### The task
The entries below should be quoted exactly, with no pictures carried over.

### Extracted records
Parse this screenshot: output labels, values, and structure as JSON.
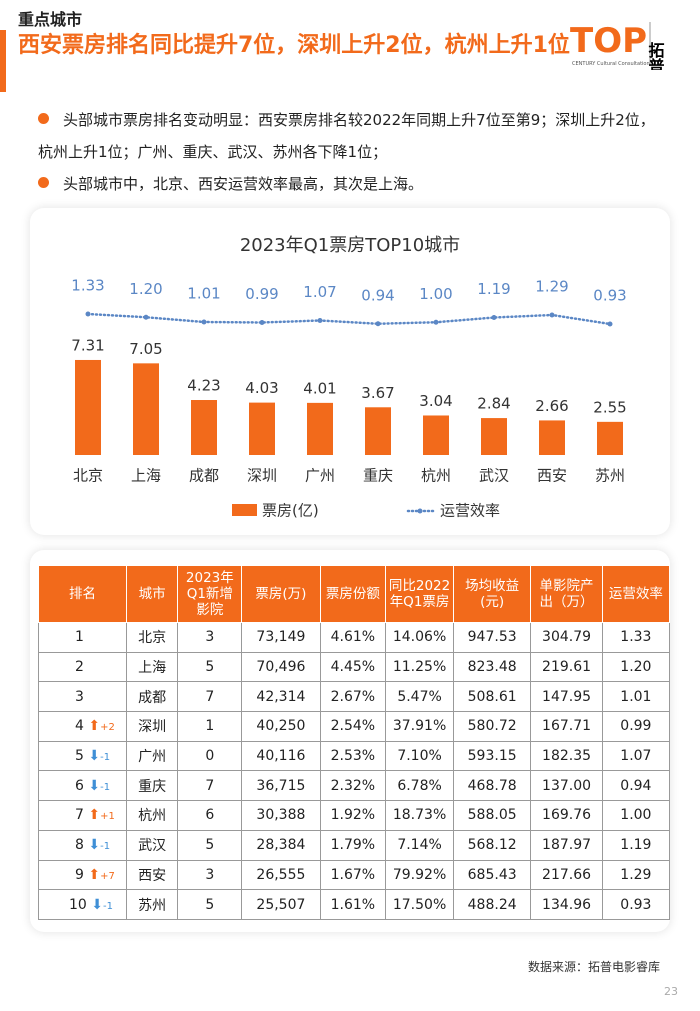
{
  "header": {
    "section": "重点城市",
    "title": "西安票房排名同比提升7位，深圳上升2位，杭州上升1位",
    "logo": {
      "mark": "TOP",
      "brand": "拓普",
      "tagline": "CENTURY Cultural Consultation"
    }
  },
  "bullets": [
    "头部城市票房排名变动明显：西安票房排名较2022年同期上升7位至第9；深圳上升2位，杭州上升1位；广州、重庆、武汉、苏州各下降1位；",
    "头部城市中，北京、西安运营效率最高，其次是上海。"
  ],
  "chart_data": {
    "type": "bar_line",
    "title": "2023年Q1票房TOP10城市",
    "categories": [
      "北京",
      "上海",
      "成都",
      "深圳",
      "广州",
      "重庆",
      "杭州",
      "武汉",
      "西安",
      "苏州"
    ],
    "series": [
      {
        "name": "票房(亿)",
        "type": "bar",
        "color": "#f26a1b",
        "values": [
          7.31,
          7.05,
          4.23,
          4.03,
          4.01,
          3.67,
          3.04,
          2.84,
          2.66,
          2.55
        ]
      },
      {
        "name": "运营效率",
        "type": "line",
        "color": "#5b87c5",
        "values": [
          1.33,
          1.2,
          1.01,
          0.99,
          1.07,
          0.94,
          1.0,
          1.19,
          1.29,
          0.93
        ],
        "value_labels": [
          "1.33",
          "1.20",
          "1.01",
          "0.99",
          "1.07",
          "0.94",
          "1.00",
          "1.19",
          "1.29",
          "0.93"
        ]
      }
    ],
    "legend": "bottom"
  },
  "table": {
    "header": [
      "排名",
      "城市",
      "2023年Q1新增影院",
      "票房(万)",
      "票房份额",
      "同比2022年Q1票房",
      "场均收益(元)",
      "单影院产出（万）",
      "运营效率"
    ],
    "rows": [
      {
        "rank": "1",
        "change": null,
        "cells": [
          "北京",
          "3",
          "73,149",
          "4.61%",
          "14.06%",
          "947.53",
          "304.79",
          "1.33"
        ]
      },
      {
        "rank": "2",
        "change": null,
        "cells": [
          "上海",
          "5",
          "70,496",
          "4.45%",
          "11.25%",
          "823.48",
          "219.61",
          "1.20"
        ]
      },
      {
        "rank": "3",
        "change": null,
        "cells": [
          "成都",
          "7",
          "42,314",
          "2.67%",
          "5.47%",
          "508.61",
          "147.95",
          "1.01"
        ]
      },
      {
        "rank": "4",
        "change": "+2",
        "cells": [
          "深圳",
          "1",
          "40,250",
          "2.54%",
          "37.91%",
          "580.72",
          "167.71",
          "0.99"
        ]
      },
      {
        "rank": "5",
        "change": "-1",
        "cells": [
          "广州",
          "0",
          "40,116",
          "2.53%",
          "7.10%",
          "593.15",
          "182.35",
          "1.07"
        ]
      },
      {
        "rank": "6",
        "change": "-1",
        "cells": [
          "重庆",
          "7",
          "36,715",
          "2.32%",
          "6.78%",
          "468.78",
          "137.00",
          "0.94"
        ]
      },
      {
        "rank": "7",
        "change": "+1",
        "cells": [
          "杭州",
          "6",
          "30,388",
          "1.92%",
          "18.73%",
          "588.05",
          "169.76",
          "1.00"
        ]
      },
      {
        "rank": "8",
        "change": "-1",
        "cells": [
          "武汉",
          "5",
          "28,384",
          "1.79%",
          "7.14%",
          "568.12",
          "187.97",
          "1.19"
        ]
      },
      {
        "rank": "9",
        "change": "+7",
        "cells": [
          "西安",
          "3",
          "26,555",
          "1.67%",
          "79.92%",
          "685.43",
          "217.66",
          "1.29"
        ]
      },
      {
        "rank": "10",
        "change": "-1",
        "cells": [
          "苏州",
          "5",
          "25,507",
          "1.61%",
          "17.50%",
          "488.24",
          "134.96",
          "0.93"
        ]
      }
    ]
  },
  "source": "数据来源：拓普电影睿库",
  "page_number": "23"
}
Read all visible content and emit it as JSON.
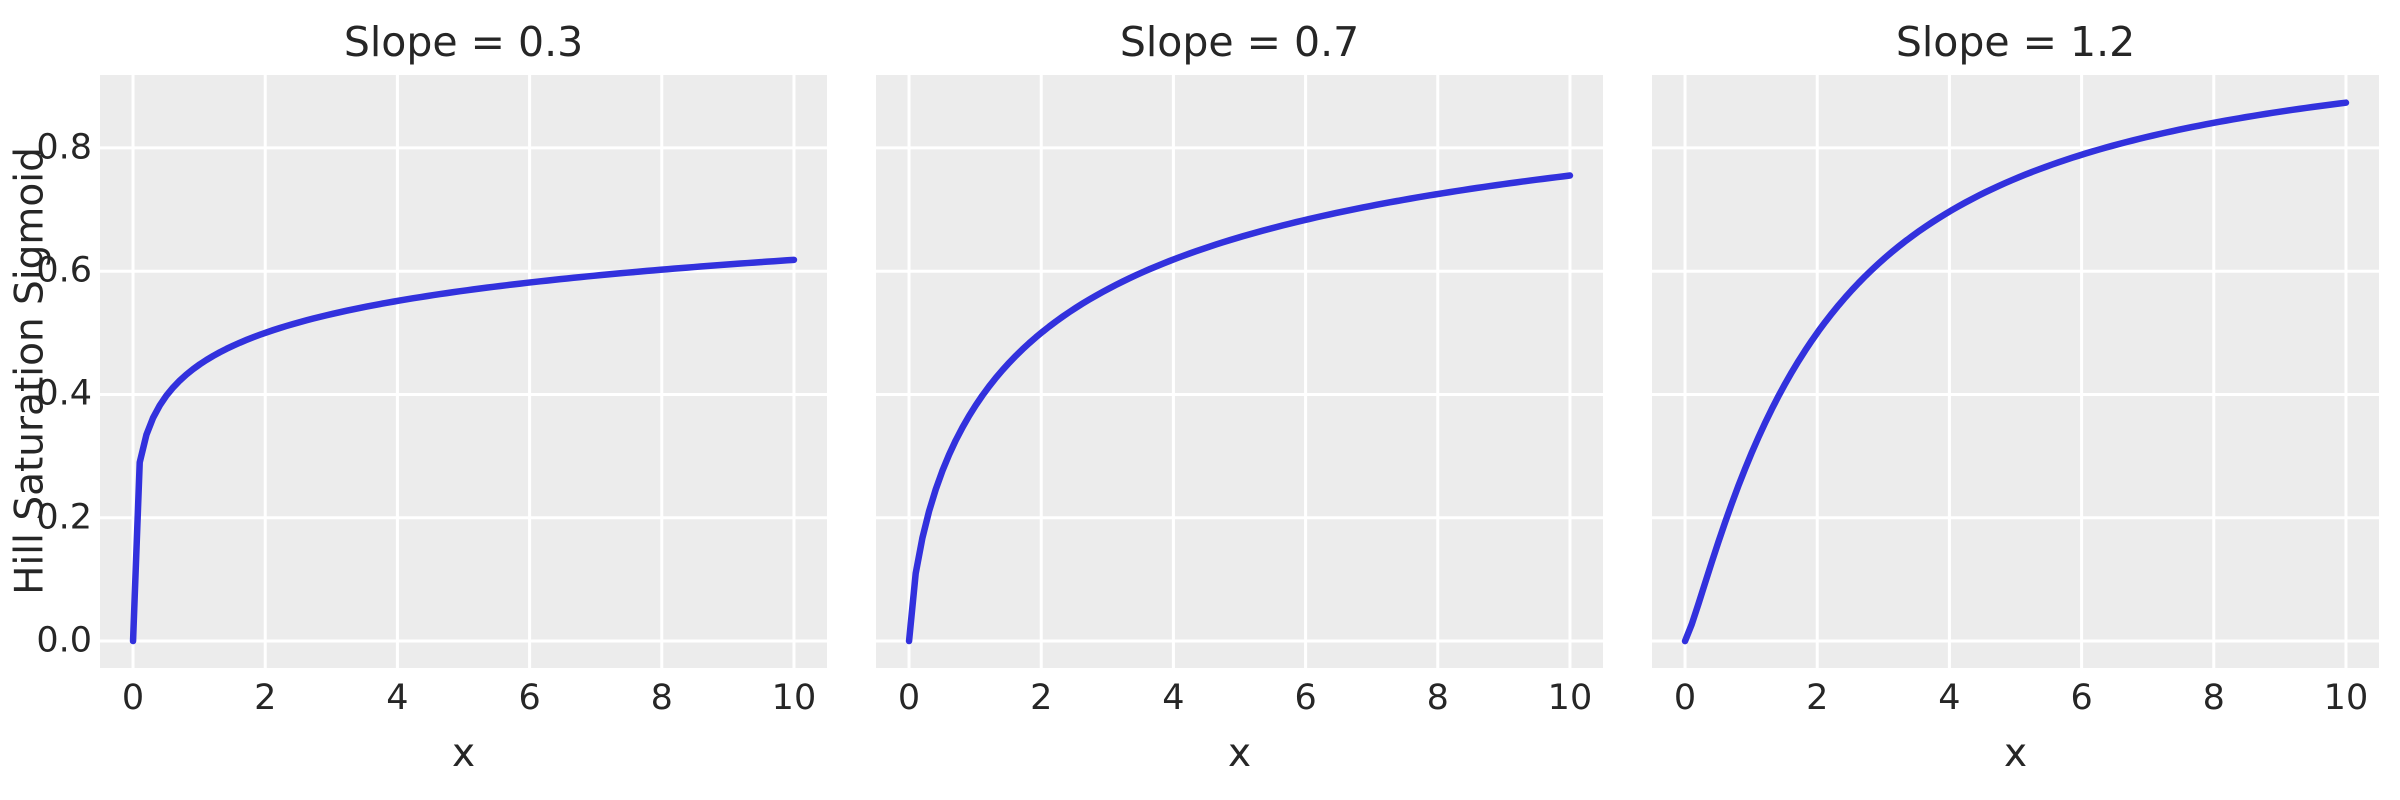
{
  "figure": {
    "ylabel": "Hill Saturation Sigmoid",
    "xlabel": "x"
  },
  "chart_data": {
    "type": "line",
    "layout": "1x3 panels, shared y axis, grid on, no legend",
    "function": "hill_saturation: y = x^slope / (x^slope + K^slope)",
    "half_saturation_K": 2,
    "x_range": [
      0,
      10
    ],
    "n_points": 100,
    "xlim": [
      -0.5,
      10.5
    ],
    "ylim": [
      -0.0437,
      0.9183
    ],
    "xticks": {
      "values": [
        0,
        2,
        4,
        6,
        8,
        10
      ],
      "labels": [
        "0",
        "2",
        "4",
        "6",
        "8",
        "10"
      ]
    },
    "yticks": {
      "values": [
        0.0,
        0.2,
        0.4,
        0.6,
        0.8
      ],
      "labels": [
        "0.0",
        "0.2",
        "0.4",
        "0.6",
        "0.8"
      ]
    },
    "panels": [
      {
        "title": "Slope = 0.3",
        "slope": 0.3,
        "xlabel": "x",
        "value_at_x10": 0.619
      },
      {
        "title": "Slope = 0.7",
        "slope": 0.7,
        "xlabel": "x",
        "value_at_x10": 0.755
      },
      {
        "title": "Slope = 1.2",
        "slope": 1.2,
        "xlabel": "x",
        "value_at_x10": 0.874
      }
    ],
    "colors": {
      "line": "#3231dd",
      "axes_background": "#ececec",
      "grid": "#ffffff",
      "text": "#262626",
      "figure_background": "#ffffff"
    }
  }
}
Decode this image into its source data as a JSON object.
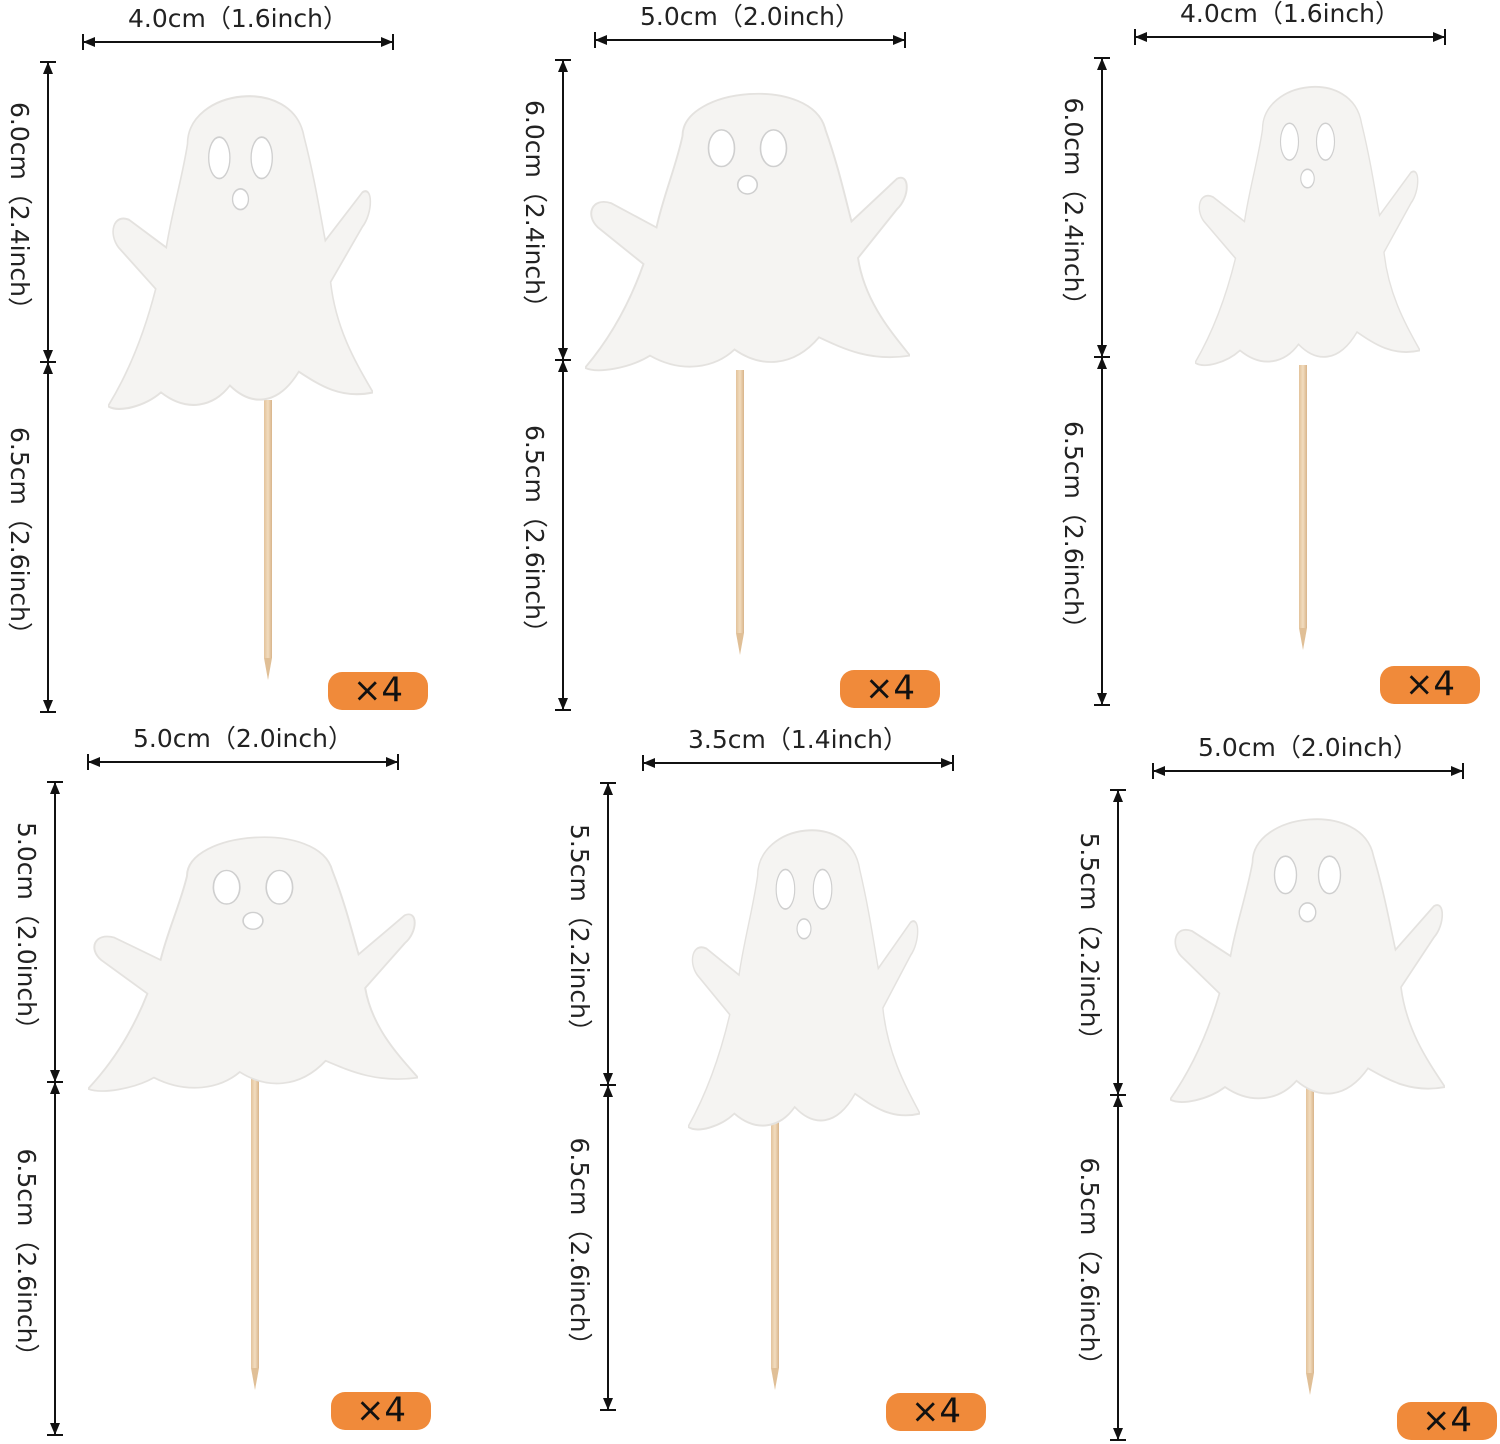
{
  "items": [
    {
      "width": "4.0cm（1.6inch）",
      "top_height": "6.0cm（2.4inch）",
      "stick_height": "6.5cm（2.6inch）",
      "quantity": "×4"
    },
    {
      "width": "5.0cm（2.0inch）",
      "top_height": "6.0cm（2.4inch）",
      "stick_height": "6.5cm（2.6inch）",
      "quantity": "×4"
    },
    {
      "width": "4.0cm（1.6inch）",
      "top_height": "6.0cm（2.4inch）",
      "stick_height": "6.5cm（2.6inch）",
      "quantity": "×4"
    },
    {
      "width": "5.0cm（2.0inch）",
      "top_height": "5.0cm（2.0inch）",
      "stick_height": "6.5cm（2.6inch）",
      "quantity": "×4"
    },
    {
      "width": "3.5cm（1.4inch）",
      "top_height": "5.5cm（2.2inch）",
      "stick_height": "6.5cm（2.6inch）",
      "quantity": "×4"
    },
    {
      "width": "5.0cm（2.0inch）",
      "top_height": "5.5cm（2.2inch）",
      "stick_height": "6.5cm（2.6inch）",
      "quantity": "×4"
    }
  ]
}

### Answer in full
Parse this screenshot: output labels, values, and structure as JSON.
{
  "header": {
    "section": "重点城市",
    "title": "西安票房排名同比提升7位，深圳上升2位，杭州上升1位",
    "logo": {
      "mark": "TOP",
      "brand": "拓普",
      "tagline": "CENTURY Cultural Consultation"
    }
  },
  "bullets": [
    "头部城市票房排名变动明显：西安票房排名较2022年同期上升7位至第9；深圳上升2位，杭州上升1位；广州、重庆、武汉、苏州各下降1位；",
    "头部城市中，北京、西安运营效率最高，其次是上海。"
  ],
  "chart_data": {
    "type": "bar_line",
    "title": "2023年Q1票房TOP10城市",
    "categories": [
      "北京",
      "上海",
      "成都",
      "深圳",
      "广州",
      "重庆",
      "杭州",
      "武汉",
      "西安",
      "苏州"
    ],
    "series": [
      {
        "name": "票房(亿)",
        "type": "bar",
        "color": "#f26a1b",
        "values": [
          7.31,
          7.05,
          4.23,
          4.03,
          4.01,
          3.67,
          3.04,
          2.84,
          2.66,
          2.55
        ]
      },
      {
        "name": "运营效率",
        "type": "line",
        "color": "#5b87c5",
        "values": [
          1.33,
          1.2,
          1.01,
          0.99,
          1.07,
          0.94,
          1.0,
          1.19,
          1.29,
          0.93
        ],
        "value_labels": [
          "1.33",
          "1.20",
          "1.01",
          "0.99",
          "1.07",
          "0.94",
          "1.00",
          "1.19",
          "1.29",
          "0.93"
        ]
      }
    ],
    "legend": "bottom"
  },
  "table": {
    "header": [
      "排名",
      "城市",
      "2023年Q1新增影院",
      "票房(万)",
      "票房份额",
      "同比2022年Q1票房",
      "场均收益(元)",
      "单影院产出（万）",
      "运营效率"
    ],
    "rows": [
      {
        "rank": "1",
        "change": null,
        "cells": [
          "北京",
          "3",
          "73,149",
          "4.61%",
          "14.06%",
          "947.53",
          "304.79",
          "1.33"
        ]
      },
      {
        "rank": "2",
        "change": null,
        "cells": [
          "上海",
          "5",
          "70,496",
          "4.45%",
          "11.25%",
          "823.48",
          "219.61",
          "1.20"
        ]
      },
      {
        "rank": "3",
        "change": null,
        "cells": [
          "成都",
          "7",
          "42,314",
          "2.67%",
          "5.47%",
          "508.61",
          "147.95",
          "1.01"
        ]
      },
      {
        "rank": "4",
        "change": "+2",
        "cells": [
          "深圳",
          "1",
          "40,250",
          "2.54%",
          "37.91%",
          "580.72",
          "167.71",
          "0.99"
        ]
      },
      {
        "rank": "5",
        "change": "-1",
        "cells": [
          "广州",
          "0",
          "40,116",
          "2.53%",
          "7.10%",
          "593.15",
          "182.35",
          "1.07"
        ]
      },
      {
        "rank": "6",
        "change": "-1",
        "cells": [
          "重庆",
          "7",
          "36,715",
          "2.32%",
          "6.78%",
          "468.78",
          "137.00",
          "0.94"
        ]
      },
      {
        "rank": "7",
        "change": "+1",
        "cells": [
          "杭州",
          "6",
          "30,388",
          "1.92%",
          "18.73%",
          "588.05",
          "169.76",
          "1.00"
        ]
      },
      {
        "rank": "8",
        "change": "-1",
        "cells": [
          "武汉",
          "5",
          "28,384",
          "1.79%",
          "7.14%",
          "568.12",
          "187.97",
          "1.19"
        ]
      },
      {
        "rank": "9",
        "change": "+7",
        "cells": [
          "西安",
          "3",
          "26,555",
          "1.67%",
          "79.92%",
          "685.43",
          "217.66",
          "1.29"
        ]
      },
      {
        "rank": "10",
        "change": "-1",
        "cells": [
          "苏州",
          "5",
          "25,507",
          "1.61%",
          "17.50%",
          "488.24",
          "134.96",
          "0.93"
        ]
      }
    ]
  },
  "source": "数据来源：拓普电影睿库",
  "page_number": "23"
}
Read all visible content and emit it as JSON.
{
  "figure": {
    "ylabel": "Hill Saturation Sigmoid",
    "xlabel": "x"
  },
  "chart_data": {
    "type": "line",
    "layout": "1x3 panels, shared y axis, grid on, no legend",
    "function": "hill_saturation: y = x^slope / (x^slope + K^slope)",
    "half_saturation_K": 2,
    "x_range": [
      0,
      10
    ],
    "n_points": 100,
    "xlim": [
      -0.5,
      10.5
    ],
    "ylim": [
      -0.0437,
      0.9183
    ],
    "xticks": {
      "values": [
        0,
        2,
        4,
        6,
        8,
        10
      ],
      "labels": [
        "0",
        "2",
        "4",
        "6",
        "8",
        "10"
      ]
    },
    "yticks": {
      "values": [
        0.0,
        0.2,
        0.4,
        0.6,
        0.8
      ],
      "labels": [
        "0.0",
        "0.2",
        "0.4",
        "0.6",
        "0.8"
      ]
    },
    "panels": [
      {
        "title": "Slope = 0.3",
        "slope": 0.3,
        "xlabel": "x",
        "value_at_x10": 0.619
      },
      {
        "title": "Slope = 0.7",
        "slope": 0.7,
        "xlabel": "x",
        "value_at_x10": 0.755
      },
      {
        "title": "Slope = 1.2",
        "slope": 1.2,
        "xlabel": "x",
        "value_at_x10": 0.874
      }
    ],
    "colors": {
      "line": "#3231dd",
      "axes_background": "#ececec",
      "grid": "#ffffff",
      "text": "#262626",
      "figure_background": "#ffffff"
    }
  }
}
Decode this image into its source data as a JSON object.
{
  "items": [
    {
      "width": "4.0cm（1.6inch）",
      "top_height": "6.0cm（2.4inch）",
      "stick_height": "6.5cm（2.6inch）",
      "quantity": "×4"
    },
    {
      "width": "5.0cm（2.0inch）",
      "top_height": "6.0cm（2.4inch）",
      "stick_height": "6.5cm（2.6inch）",
      "quantity": "×4"
    },
    {
      "width": "4.0cm（1.6inch）",
      "top_height": "6.0cm（2.4inch）",
      "stick_height": "6.5cm（2.6inch）",
      "quantity": "×4"
    },
    {
      "width": "5.0cm（2.0inch）",
      "top_height": "5.0cm（2.0inch）",
      "stick_height": "6.5cm（2.6inch）",
      "quantity": "×4"
    },
    {
      "width": "3.5cm（1.4inch）",
      "top_height": "5.5cm（2.2inch）",
      "stick_height": "6.5cm（2.6inch）",
      "quantity": "×4"
    },
    {
      "width": "5.0cm（2.0inch）",
      "top_height": "5.5cm（2.2inch）",
      "stick_height": "6.5cm（2.6inch）",
      "quantity": "×4"
    }
  ]
}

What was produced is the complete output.